Material for this task ->
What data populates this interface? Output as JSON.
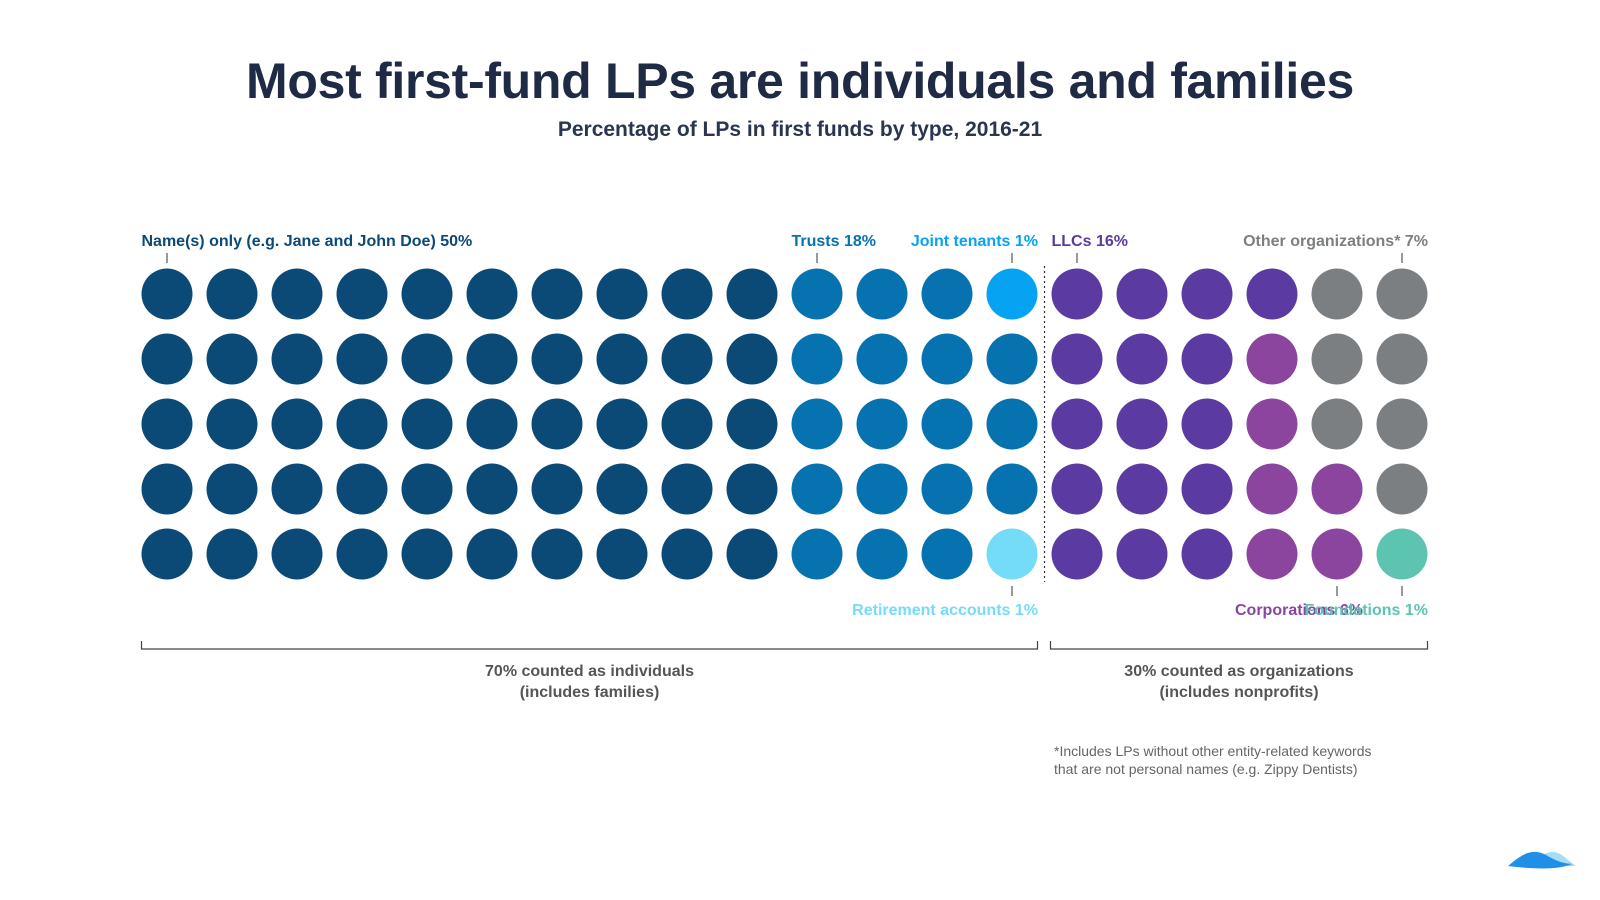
{
  "header": {
    "title": "Most first-fund LPs are individuals and families",
    "subtitle": "Percentage of LPs in first funds by type, 2016-21"
  },
  "chart_data": {
    "type": "waffle",
    "title": "Most first-fund LPs are individuals and families",
    "subtitle": "Percentage of LPs in first funds by type, 2016-21",
    "unit": "%",
    "rows": 5,
    "columns": 20,
    "series": [
      {
        "name": "Name(s) only (e.g. Jane and John Doe)",
        "label": "Name(s) only (e.g. Jane and John Doe) 50%",
        "value": 50,
        "color": "#0b4a77",
        "group": "individuals",
        "label_position": "top"
      },
      {
        "name": "Trusts",
        "label": "Trusts 18%",
        "value": 18,
        "color": "#0672b0",
        "group": "individuals",
        "label_position": "top"
      },
      {
        "name": "Joint tenants",
        "label": "Joint tenants 1%",
        "value": 1,
        "color": "#06a3f2",
        "group": "individuals",
        "label_position": "top"
      },
      {
        "name": "Retirement accounts",
        "label": "Retirement accounts 1%",
        "value": 1,
        "color": "#75dcf8",
        "group": "individuals",
        "label_position": "bottom"
      },
      {
        "name": "LLCs",
        "label": "LLCs 16%",
        "value": 16,
        "color": "#5b3ba1",
        "group": "organizations",
        "label_position": "top"
      },
      {
        "name": "Corporations",
        "label": "Corporations 6%",
        "value": 6,
        "color": "#8c459e",
        "group": "organizations",
        "label_position": "bottom"
      },
      {
        "name": "Other organizations*",
        "label": "Other organizations* 7%",
        "value": 7,
        "color": "#7b7f82",
        "group": "organizations",
        "label_position": "top"
      },
      {
        "name": "Foundations",
        "label": "Foundations 1%",
        "value": 1,
        "color": "#5ec4b2",
        "group": "organizations",
        "label_position": "bottom"
      }
    ],
    "grid": [
      [
        "Name(s) only (e.g. Jane and John Doe)",
        "Name(s) only (e.g. Jane and John Doe)",
        "Name(s) only (e.g. Jane and John Doe)",
        "Name(s) only (e.g. Jane and John Doe)",
        "Name(s) only (e.g. Jane and John Doe)",
        "Name(s) only (e.g. Jane and John Doe)",
        "Name(s) only (e.g. Jane and John Doe)",
        "Name(s) only (e.g. Jane and John Doe)",
        "Name(s) only (e.g. Jane and John Doe)",
        "Name(s) only (e.g. Jane and John Doe)",
        "Trusts",
        "Trusts",
        "Trusts",
        "Joint tenants",
        "LLCs",
        "LLCs",
        "LLCs",
        "LLCs",
        "Other organizations*",
        "Other organizations*"
      ],
      [
        "Name(s) only (e.g. Jane and John Doe)",
        "Name(s) only (e.g. Jane and John Doe)",
        "Name(s) only (e.g. Jane and John Doe)",
        "Name(s) only (e.g. Jane and John Doe)",
        "Name(s) only (e.g. Jane and John Doe)",
        "Name(s) only (e.g. Jane and John Doe)",
        "Name(s) only (e.g. Jane and John Doe)",
        "Name(s) only (e.g. Jane and John Doe)",
        "Name(s) only (e.g. Jane and John Doe)",
        "Name(s) only (e.g. Jane and John Doe)",
        "Trusts",
        "Trusts",
        "Trusts",
        "Trusts",
        "LLCs",
        "LLCs",
        "LLCs",
        "Corporations",
        "Other organizations*",
        "Other organizations*"
      ],
      [
        "Name(s) only (e.g. Jane and John Doe)",
        "Name(s) only (e.g. Jane and John Doe)",
        "Name(s) only (e.g. Jane and John Doe)",
        "Name(s) only (e.g. Jane and John Doe)",
        "Name(s) only (e.g. Jane and John Doe)",
        "Name(s) only (e.g. Jane and John Doe)",
        "Name(s) only (e.g. Jane and John Doe)",
        "Name(s) only (e.g. Jane and John Doe)",
        "Name(s) only (e.g. Jane and John Doe)",
        "Name(s) only (e.g. Jane and John Doe)",
        "Trusts",
        "Trusts",
        "Trusts",
        "Trusts",
        "LLCs",
        "LLCs",
        "LLCs",
        "Corporations",
        "Other organizations*",
        "Other organizations*"
      ],
      [
        "Name(s) only (e.g. Jane and John Doe)",
        "Name(s) only (e.g. Jane and John Doe)",
        "Name(s) only (e.g. Jane and John Doe)",
        "Name(s) only (e.g. Jane and John Doe)",
        "Name(s) only (e.g. Jane and John Doe)",
        "Name(s) only (e.g. Jane and John Doe)",
        "Name(s) only (e.g. Jane and John Doe)",
        "Name(s) only (e.g. Jane and John Doe)",
        "Name(s) only (e.g. Jane and John Doe)",
        "Name(s) only (e.g. Jane and John Doe)",
        "Trusts",
        "Trusts",
        "Trusts",
        "Trusts",
        "LLCs",
        "LLCs",
        "LLCs",
        "Corporations",
        "Corporations",
        "Other organizations*"
      ],
      [
        "Name(s) only (e.g. Jane and John Doe)",
        "Name(s) only (e.g. Jane and John Doe)",
        "Name(s) only (e.g. Jane and John Doe)",
        "Name(s) only (e.g. Jane and John Doe)",
        "Name(s) only (e.g. Jane and John Doe)",
        "Name(s) only (e.g. Jane and John Doe)",
        "Name(s) only (e.g. Jane and John Doe)",
        "Name(s) only (e.g. Jane and John Doe)",
        "Name(s) only (e.g. Jane and John Doe)",
        "Name(s) only (e.g. Jane and John Doe)",
        "Trusts",
        "Trusts",
        "Trusts",
        "Retirement accounts",
        "LLCs",
        "LLCs",
        "LLCs",
        "Corporations",
        "Corporations",
        "Foundations"
      ]
    ],
    "groups": [
      {
        "name": "individuals",
        "value": 70,
        "line1": "70% counted as individuals",
        "line2": "(includes families)"
      },
      {
        "name": "organizations",
        "value": 30,
        "line1": "30% counted as organizations",
        "line2": "(includes nonprofits)"
      }
    ],
    "annotations": [
      "*Includes LPs without other entity-related keywords",
      "that are not personal names (e.g. Zippy Dentists)"
    ]
  },
  "brand": {
    "icon": "wave-logo-icon",
    "color_dark": "#1f8fe8",
    "color_light": "#a7dcf2"
  }
}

Work to do -> Transcribe every entry above exactly. Omit all pictures.

Task result ->
What data populates this interface? Output as JSON.
{
  "header": {
    "title": "Most first-fund LPs are individuals and families",
    "subtitle": "Percentage of LPs in first funds by type, 2016-21"
  },
  "chart_data": {
    "type": "waffle",
    "title": "Most first-fund LPs are individuals and families",
    "subtitle": "Percentage of LPs in first funds by type, 2016-21",
    "unit": "%",
    "rows": 5,
    "columns": 20,
    "series": [
      {
        "name": "Name(s) only (e.g. Jane and John Doe)",
        "label": "Name(s) only (e.g. Jane and John Doe) 50%",
        "value": 50,
        "color": "#0b4a77",
        "group": "individuals",
        "label_position": "top"
      },
      {
        "name": "Trusts",
        "label": "Trusts 18%",
        "value": 18,
        "color": "#0672b0",
        "group": "individuals",
        "label_position": "top"
      },
      {
        "name": "Joint tenants",
        "label": "Joint tenants 1%",
        "value": 1,
        "color": "#06a3f2",
        "group": "individuals",
        "label_position": "top"
      },
      {
        "name": "Retirement accounts",
        "label": "Retirement accounts 1%",
        "value": 1,
        "color": "#75dcf8",
        "group": "individuals",
        "label_position": "bottom"
      },
      {
        "name": "LLCs",
        "label": "LLCs 16%",
        "value": 16,
        "color": "#5b3ba1",
        "group": "organizations",
        "label_position": "top"
      },
      {
        "name": "Corporations",
        "label": "Corporations 6%",
        "value": 6,
        "color": "#8c459e",
        "group": "organizations",
        "label_position": "bottom"
      },
      {
        "name": "Other organizations*",
        "label": "Other organizations* 7%",
        "value": 7,
        "color": "#7b7f82",
        "group": "organizations",
        "label_position": "top"
      },
      {
        "name": "Foundations",
        "label": "Foundations 1%",
        "value": 1,
        "color": "#5ec4b2",
        "group": "organizations",
        "label_position": "bottom"
      }
    ],
    "grid": [
      [
        "Name(s) only (e.g. Jane and John Doe)",
        "Name(s) only (e.g. Jane and John Doe)",
        "Name(s) only (e.g. Jane and John Doe)",
        "Name(s) only (e.g. Jane and John Doe)",
        "Name(s) only (e.g. Jane and John Doe)",
        "Name(s) only (e.g. Jane and John Doe)",
        "Name(s) only (e.g. Jane and John Doe)",
        "Name(s) only (e.g. Jane and John Doe)",
        "Name(s) only (e.g. Jane and John Doe)",
        "Name(s) only (e.g. Jane and John Doe)",
        "Trusts",
        "Trusts",
        "Trusts",
        "Joint tenants",
        "LLCs",
        "LLCs",
        "LLCs",
        "LLCs",
        "Other organizations*",
        "Other organizations*"
      ],
      [
        "Name(s) only (e.g. Jane and John Doe)",
        "Name(s) only (e.g. Jane and John Doe)",
        "Name(s) only (e.g. Jane and John Doe)",
        "Name(s) only (e.g. Jane and John Doe)",
        "Name(s) only (e.g. Jane and John Doe)",
        "Name(s) only (e.g. Jane and John Doe)",
        "Name(s) only (e.g. Jane and John Doe)",
        "Name(s) only (e.g. Jane and John Doe)",
        "Name(s) only (e.g. Jane and John Doe)",
        "Name(s) only (e.g. Jane and John Doe)",
        "Trusts",
        "Trusts",
        "Trusts",
        "Trusts",
        "LLCs",
        "LLCs",
        "LLCs",
        "Corporations",
        "Other organizations*",
        "Other organizations*"
      ],
      [
        "Name(s) only (e.g. Jane and John Doe)",
        "Name(s) only (e.g. Jane and John Doe)",
        "Name(s) only (e.g. Jane and John Doe)",
        "Name(s) only (e.g. Jane and John Doe)",
        "Name(s) only (e.g. Jane and John Doe)",
        "Name(s) only (e.g. Jane and John Doe)",
        "Name(s) only (e.g. Jane and John Doe)",
        "Name(s) only (e.g. Jane and John Doe)",
        "Name(s) only (e.g. Jane and John Doe)",
        "Name(s) only (e.g. Jane and John Doe)",
        "Trusts",
        "Trusts",
        "Trusts",
        "Trusts",
        "LLCs",
        "LLCs",
        "LLCs",
        "Corporations",
        "Other organizations*",
        "Other organizations*"
      ],
      [
        "Name(s) only (e.g. Jane and John Doe)",
        "Name(s) only (e.g. Jane and John Doe)",
        "Name(s) only (e.g. Jane and John Doe)",
        "Name(s) only (e.g. Jane and John Doe)",
        "Name(s) only (e.g. Jane and John Doe)",
        "Name(s) only (e.g. Jane and John Doe)",
        "Name(s) only (e.g. Jane and John Doe)",
        "Name(s) only (e.g. Jane and John Doe)",
        "Name(s) only (e.g. Jane and John Doe)",
        "Name(s) only (e.g. Jane and John Doe)",
        "Trusts",
        "Trusts",
        "Trusts",
        "Trusts",
        "LLCs",
        "LLCs",
        "LLCs",
        "Corporations",
        "Corporations",
        "Other organizations*"
      ],
      [
        "Name(s) only (e.g. Jane and John Doe)",
        "Name(s) only (e.g. Jane and John Doe)",
        "Name(s) only (e.g. Jane and John Doe)",
        "Name(s) only (e.g. Jane and John Doe)",
        "Name(s) only (e.g. Jane and John Doe)",
        "Name(s) only (e.g. Jane and John Doe)",
        "Name(s) only (e.g. Jane and John Doe)",
        "Name(s) only (e.g. Jane and John Doe)",
        "Name(s) only (e.g. Jane and John Doe)",
        "Name(s) only (e.g. Jane and John Doe)",
        "Trusts",
        "Trusts",
        "Trusts",
        "Retirement accounts",
        "LLCs",
        "LLCs",
        "LLCs",
        "Corporations",
        "Corporations",
        "Foundations"
      ]
    ],
    "groups": [
      {
        "name": "individuals",
        "value": 70,
        "line1": "70% counted as individuals",
        "line2": "(includes families)"
      },
      {
        "name": "organizations",
        "value": 30,
        "line1": "30% counted as organizations",
        "line2": "(includes nonprofits)"
      }
    ],
    "annotations": [
      "*Includes LPs without other entity-related keywords",
      "that are not personal names (e.g. Zippy Dentists)"
    ]
  },
  "brand": {
    "icon": "wave-logo-icon",
    "color_dark": "#1f8fe8",
    "color_light": "#a7dcf2"
  }
}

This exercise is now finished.